--- START Record set ---
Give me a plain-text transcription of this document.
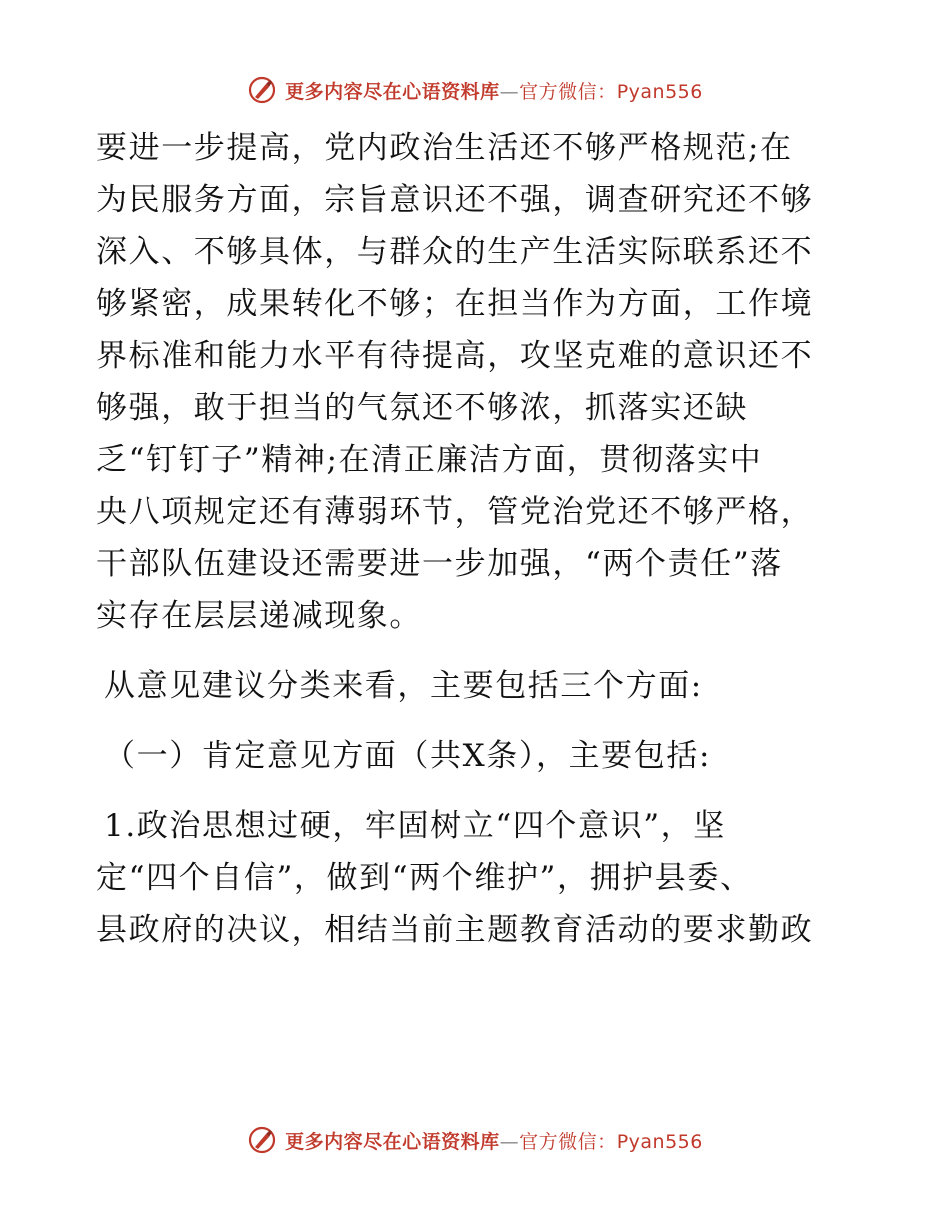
更多内容尽在心语资料库—官方微信：Pyan556

要进一步提高，党内政治生活还不够严格规范;在
为民服务方面，宗旨意识还不强，调查研究还不够
深入、不够具体，与群众的生产生活实际联系还不
够紧密，成果转化不够；在担当作为方面，工作境
界标准和能力水平有待提高，攻坚克难的意识还不
够强，敢于担当的气氛还不够浓，抓落实还缺
乏“钉钉子”精神;在清正廉洁方面，贯彻落实中
央八项规定还有薄弱环节，管党治党还不够严格，
干部队伍建设还需要进一步加强，“两个责任”落
实存在层层递减现象。

从意见建议分类来看，主要包括三个方面:

（一）肯定意见方面（共X条），主要包括:

1.政治思想过硬，牢固树立“四个意识”，坚
定“四个自信”，做到“两个维护”，拥护县委、
县政府的决议，相结当前主题教育活动的要求勤政

更多内容尽在心语资料库—官方微信：Pyan556
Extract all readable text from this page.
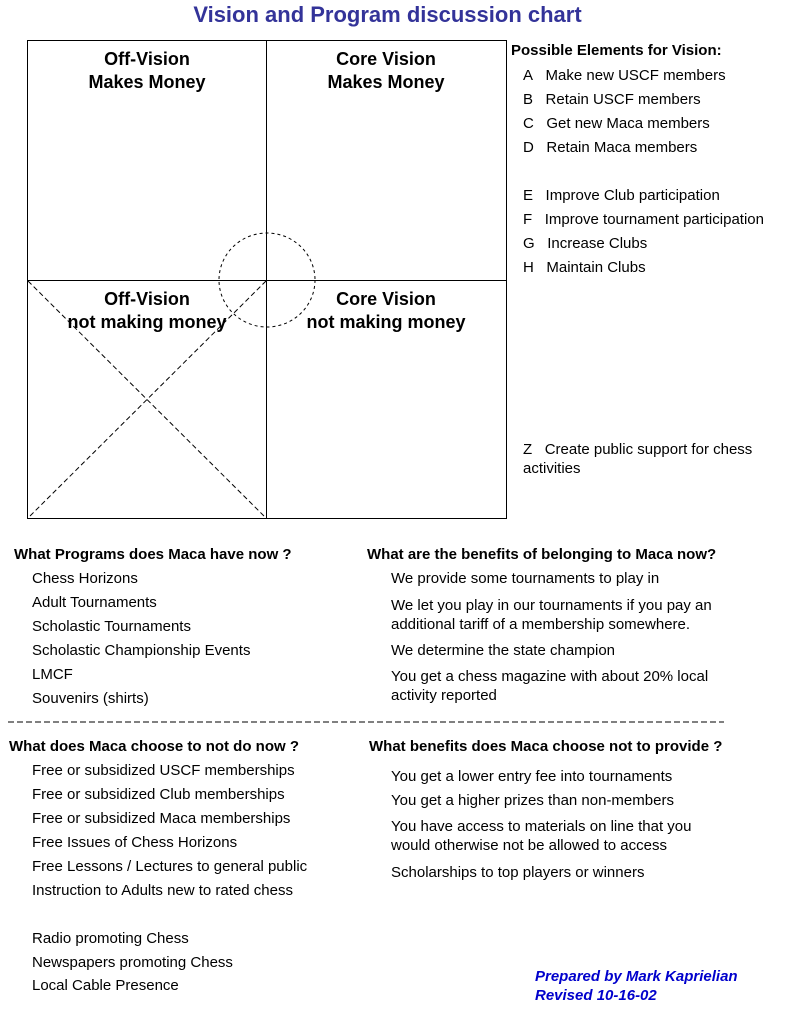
Vision and Program discussion chart
Off-Vision
Makes Money
Core Vision
Makes Money
Off-Vision
not making money
Core Vision
not making money
Possible Elements for Vision:
A Make new USCF members
B Retain USCF members
C Get new Maca members
D Retain Maca members
E Improve Club participation
F Improve tournament participation
G Increase Clubs
H Maintain Clubs
Z Create public support for chess
activities
What Programs does Maca have now ?
Chess Horizons
Adult Tournaments
Scholastic Tournaments
Scholastic Championship Events
LMCF
Souvenirs (shirts)
What are the benefits of belonging to Maca now?
We provide some tournaments to play in
We let you play in our tournaments if you pay an
additional tariff of a membership somewhere.
We determine the state champion
You get a chess magazine with about 20% local
activity reported
What does Maca choose to not do now ?
Free or subsidized USCF memberships
Free or subsidized Club memberships
Free or subsidized Maca memberships
Free Issues of Chess Horizons
Free Lessons / Lectures to general public
Instruction to Adults new to rated chess
Radio promoting Chess
Newspapers promoting Chess
Local Cable Presence
What benefits does Maca choose not to provide ?
You get a lower entry fee into tournaments
You get a higher prizes than non-members
You have access to materials on line that you
would otherwise not be allowed to access
Scholarships to top players or winners
Prepared by Mark Kaprielian
Revised 10-16-02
--- END Record set ---
Task instructions: Copy the listing over exactly, skipping the pictures it holds.

Final result:
Give me a plain-text transcription of this document.
更多内容尽在心语资料库—官方微信：Pyan556

要进一步提高，党内政治生活还不够严格规范;在
为民服务方面，宗旨意识还不强，调查研究还不够
深入、不够具体，与群众的生产生活实际联系还不
够紧密，成果转化不够；在担当作为方面，工作境
界标准和能力水平有待提高，攻坚克难的意识还不
够强，敢于担当的气氛还不够浓，抓落实还缺
乏“钉钉子”精神;在清正廉洁方面，贯彻落实中
央八项规定还有薄弱环节，管党治党还不够严格，
干部队伍建设还需要进一步加强，“两个责任”落
实存在层层递减现象。

从意见建议分类来看，主要包括三个方面:

（一）肯定意见方面（共X条），主要包括:

1.政治思想过硬，牢固树立“四个意识”，坚
定“四个自信”，做到“两个维护”，拥护县委、
县政府的决议，相结当前主题教育活动的要求勤政

更多内容尽在心语资料库—官方微信：Pyan556
Extract all readable text from this page.
Vision and Program discussion chart
Off-Vision
Makes Money
Core Vision
Makes Money
Off-Vision
not making money
Core Vision
not making money
Possible Elements for Vision:
A Make new USCF members
B Retain USCF members
C Get new Maca members
D Retain Maca members
E Improve Club participation
F Improve tournament participation
G Increase Clubs
H Maintain Clubs
Z Create public support for chess
activities
What Programs does Maca have now ?
Chess Horizons
Adult Tournaments
Scholastic Tournaments
Scholastic Championship Events
LMCF
Souvenirs (shirts)
What are the benefits of belonging to Maca now?
We provide some tournaments to play in
We let you play in our tournaments if you pay an
additional tariff of a membership somewhere.
We determine the state champion
You get a chess magazine with about 20% local
activity reported
What does Maca choose to not do now ?
Free or subsidized USCF memberships
Free or subsidized Club memberships
Free or subsidized Maca memberships
Free Issues of Chess Horizons
Free Lessons / Lectures to general public
Instruction to Adults new to rated chess
Radio promoting Chess
Newspapers promoting Chess
Local Cable Presence
What benefits does Maca choose not to provide ?
You get a lower entry fee into tournaments
You get a higher prizes than non-members
You have access to materials on line that you
would otherwise not be allowed to access
Scholarships to top players or winners
Prepared by Mark Kaprielian
Revised 10-16-02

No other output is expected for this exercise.